Task description
Would you transcribe the listing that follows, character for character, and omit its images?

**** Input records

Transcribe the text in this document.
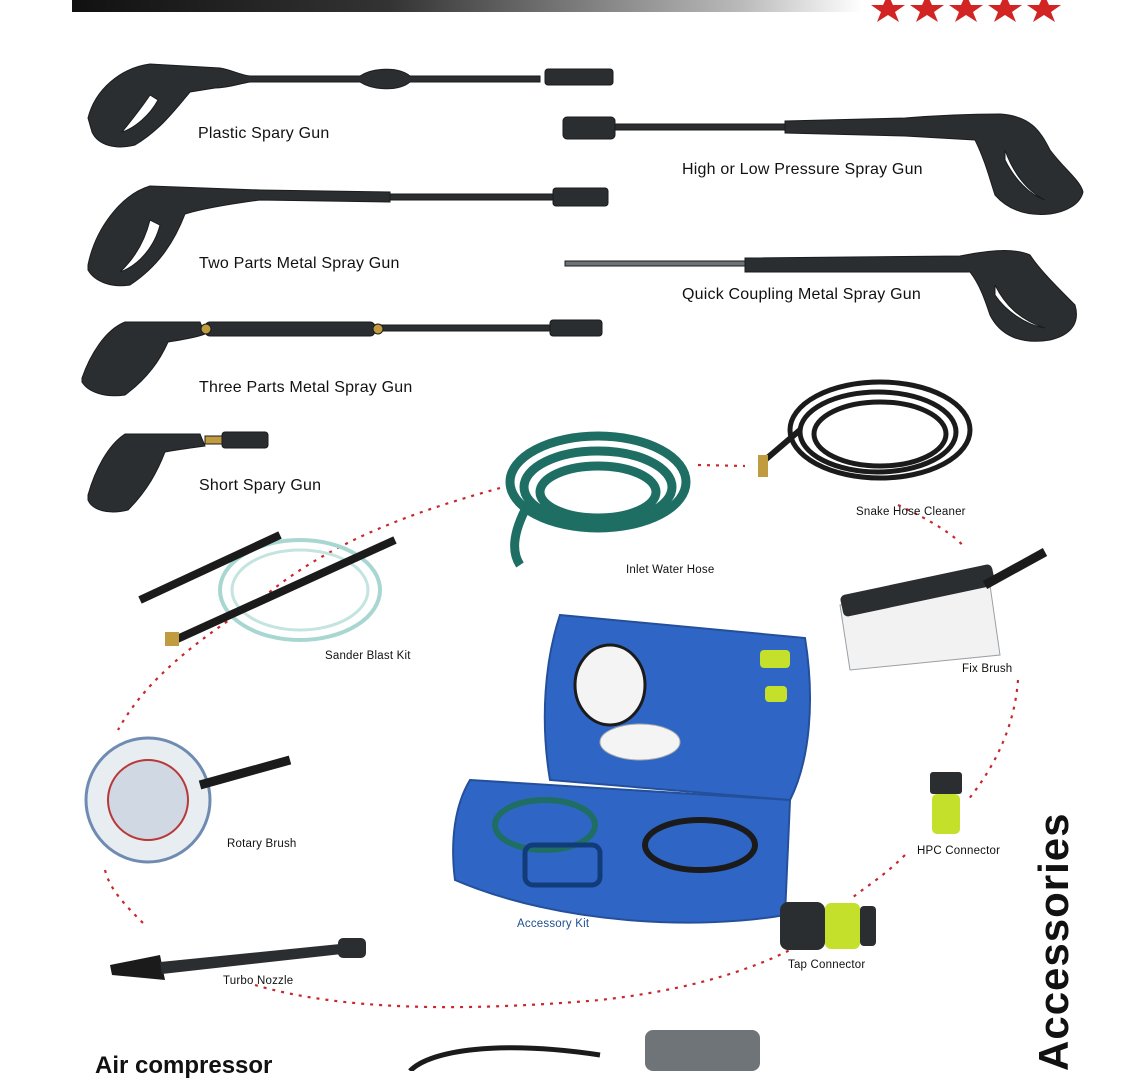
Plastic Spary Gun
High or Low Pressure Spray Gun
Two Parts Metal Spray Gun
Quick Coupling Metal Spray Gun
Three Parts Metal Spray Gun
Short Spary Gun
Snake Hose Cleaner
Inlet Water Hose
Sander Blast Kit
Fix Brush
Rotary Brush
HPC Connector
Accessory Kit
Tap Connector
Turbo Nozzle	Accessories
Air compressor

********

Result of this exercise
Transcribe the text in this document.
Plastic Spary Gun
High or Low Pressure Spray Gun
Two Parts Metal Spray Gun
Quick Coupling Metal Spray Gun
Three Parts Metal Spray Gun
Short Spary Gun
Snake Hose Cleaner
Inlet Water Hose
Sander Blast Kit
Fix Brush
Rotary Brush
HPC Connector
Accessory Kit
Tap Connector
Turbo Nozzle	Accessories
Air compressor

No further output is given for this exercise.